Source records
--- --- ---

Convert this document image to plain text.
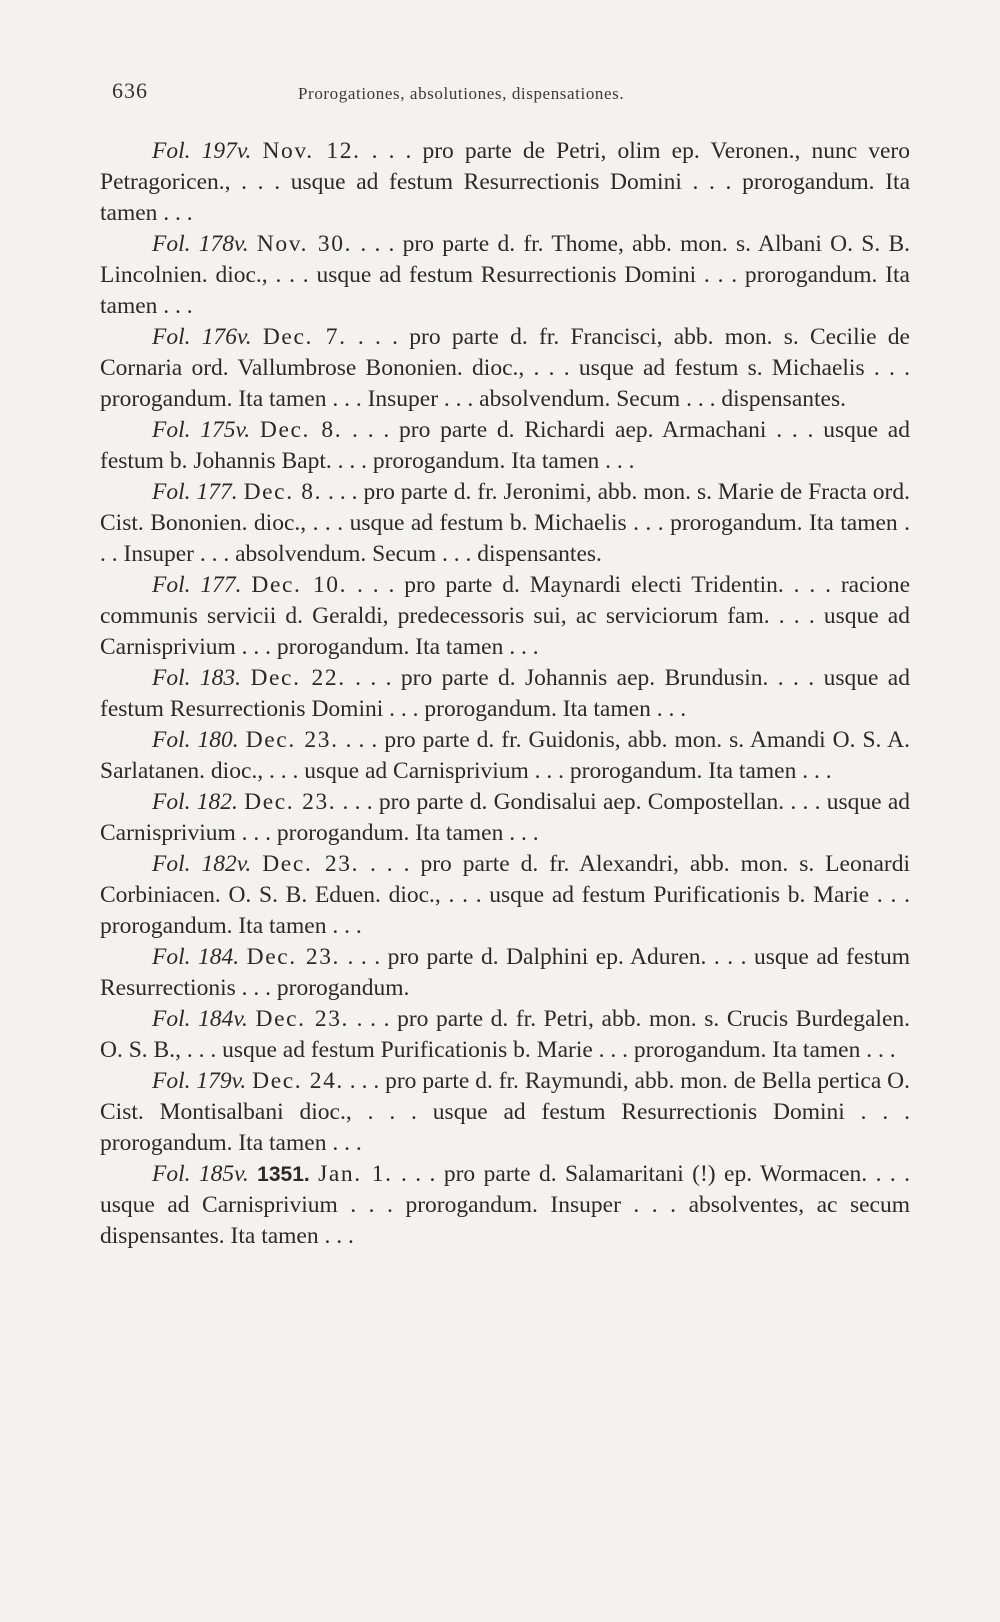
636	Prorogationes, absolutiones, dispensationes.

Fol. 197v. Nov. 12. . . . pro parte de Petri, olim ep. Veronen., nunc vero Petragoricen., . . . usque ad festum Resurrectionis Domini . . . prorogandum. Ita tamen . . .

Fol. 178v. Nov. 30. . . . pro parte d. fr. Thome, abb. mon. s. Albani O. S. B. Lincolnien. dioc., . . . usque ad festum Resurrectionis Domini . . . prorogandum. Ita tamen . . .

Fol. 176v. Dec. 7. . . . pro parte d. fr. Francisci, abb. mon. s. Cecilie de Cornaria ord. Vallumbrose Bononien. dioc., . . . usque ad festum s. Michaelis . . . prorogandum. Ita tamen . . . Insuper . . . absolvendum. Secum . . . dispensantes.

Fol. 175v. Dec. 8. . . . pro parte d. Richardi aep. Armachani . . . usque ad festum b. Johannis Bapt. . . . prorogandum. Ita tamen . . .

Fol. 177. Dec. 8. . . . pro parte d. fr. Jeronimi, abb. mon. s. Marie de Fracta ord. Cist. Bononien. dioc., . . . usque ad festum b. Michaelis . . . prorogandum. Ita tamen . . . Insuper . . . absolvendum. Secum . . . dispensantes.

Fol. 177. Dec. 10. . . . pro parte d. Maynardi electi Tridentin. . . . racione communis servicii d. Geraldi, predecessoris sui, ac serviciorum fam. . . . usque ad Carnisprivium . . . prorogandum. Ita tamen . . .

Fol. 183. Dec. 22. . . . pro parte d. Johannis aep. Brundusin. . . . usque ad festum Resurrectionis Domini . . . prorogandum. Ita tamen . . .

Fol. 180. Dec. 23. . . . pro parte d. fr. Guidonis, abb. mon. s. Amandi O. S. A. Sarlatanen. dioc., . . . usque ad Carnisprivium . . . prorogandum. Ita tamen . . .

Fol. 182. Dec. 23. . . . pro parte d. Gondisalui aep. Compostellan. . . . usque ad Carnisprivium . . . prorogandum. Ita tamen . . .

Fol. 182v. Dec. 23. . . . pro parte d. fr. Alexandri, abb. mon. s. Leonardi Corbiniacen. O. S. B. Eduen. dioc., . . . usque ad festum Purificationis b. Marie . . . prorogandum. Ita tamen . . .

Fol. 184. Dec. 23. . . . pro parte d. Dalphini ep. Aduren. . . . usque ad festum Resurrectionis . . . prorogandum.

Fol. 184v. Dec. 23. . . . pro parte d. fr. Petri, abb. mon. s. Crucis Burdegalen. O. S. B., . . . usque ad festum Purificationis b. Marie . . . prorogandum. Ita tamen . . .

Fol. 179v. Dec. 24. . . . pro parte d. fr. Raymundi, abb. mon. de Bella pertica O. Cist. Montisalbani dioc., . . . usque ad festum Resurrectionis Domini . . . prorogandum. Ita tamen . . .

Fol. 185v. 1351. Jan. 1. . . . pro parte d. Salamaritani (!) ep. Wormacen. . . . usque ad Carnisprivium . . . prorogandum. Insuper . . . absolventes, ac secum dispensantes. Ita tamen . . .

--- --- ---

* **PROMPT**
Give every line back word for word and leave the pictures out.

* **ANSWER TO THE EXERCISE**
Convert this document image to plain text.
636	Prorogationes, absolutiones, dispensationes.

Fol. 197v. Nov. 12. . . . pro parte de Petri, olim ep. Veronen., nunc vero Petragoricen., . . . usque ad festum Resurrectionis Domini . . . prorogandum. Ita tamen . . .

Fol. 178v. Nov. 30. . . . pro parte d. fr. Thome, abb. mon. s. Albani O. S. B. Lincolnien. dioc., . . . usque ad festum Resurrectionis Domini . . . prorogandum. Ita tamen . . .

Fol. 176v. Dec. 7. . . . pro parte d. fr. Francisci, abb. mon. s. Cecilie de Cornaria ord. Vallumbrose Bononien. dioc., . . . usque ad festum s. Michaelis . . . prorogandum. Ita tamen . . . Insuper . . . absolvendum. Secum . . . dispensantes.

Fol. 175v. Dec. 8. . . . pro parte d. Richardi aep. Armachani . . . usque ad festum b. Johannis Bapt. . . . prorogandum. Ita tamen . . .

Fol. 177. Dec. 8. . . . pro parte d. fr. Jeronimi, abb. mon. s. Marie de Fracta ord. Cist. Bononien. dioc., . . . usque ad festum b. Michaelis . . . prorogandum. Ita tamen . . . Insuper . . . absolvendum. Secum . . . dispensantes.

Fol. 177. Dec. 10. . . . pro parte d. Maynardi electi Tridentin. . . . racione communis servicii d. Geraldi, predecessoris sui, ac serviciorum fam. . . . usque ad Carnisprivium . . . prorogandum. Ita tamen . . .

Fol. 183. Dec. 22. . . . pro parte d. Johannis aep. Brundusin. . . . usque ad festum Resurrectionis Domini . . . prorogandum. Ita tamen . . .

Fol. 180. Dec. 23. . . . pro parte d. fr. Guidonis, abb. mon. s. Amandi O. S. A. Sarlatanen. dioc., . . . usque ad Carnisprivium . . . prorogandum. Ita tamen . . .

Fol. 182. Dec. 23. . . . pro parte d. Gondisalui aep. Compostellan. . . . usque ad Carnisprivium . . . prorogandum. Ita tamen . . .

Fol. 182v. Dec. 23. . . . pro parte d. fr. Alexandri, abb. mon. s. Leonardi Corbiniacen. O. S. B. Eduen. dioc., . . . usque ad festum Purificationis b. Marie . . . prorogandum. Ita tamen . . .

Fol. 184. Dec. 23. . . . pro parte d. Dalphini ep. Aduren. . . . usque ad festum Resurrectionis . . . prorogandum.

Fol. 184v. Dec. 23. . . . pro parte d. fr. Petri, abb. mon. s. Crucis Burdegalen. O. S. B., . . . usque ad festum Purificationis b. Marie . . . prorogandum. Ita tamen . . .

Fol. 179v. Dec. 24. . . . pro parte d. fr. Raymundi, abb. mon. de Bella pertica O. Cist. Montisalbani dioc., . . . usque ad festum Resurrectionis Domini . . . prorogandum. Ita tamen . . .

Fol. 185v. 1351. Jan. 1. . . . pro parte d. Salamaritani (!) ep. Wormacen. . . . usque ad Carnisprivium . . . prorogandum. Insuper . . . absolventes, ac secum dispensantes. Ita tamen . . .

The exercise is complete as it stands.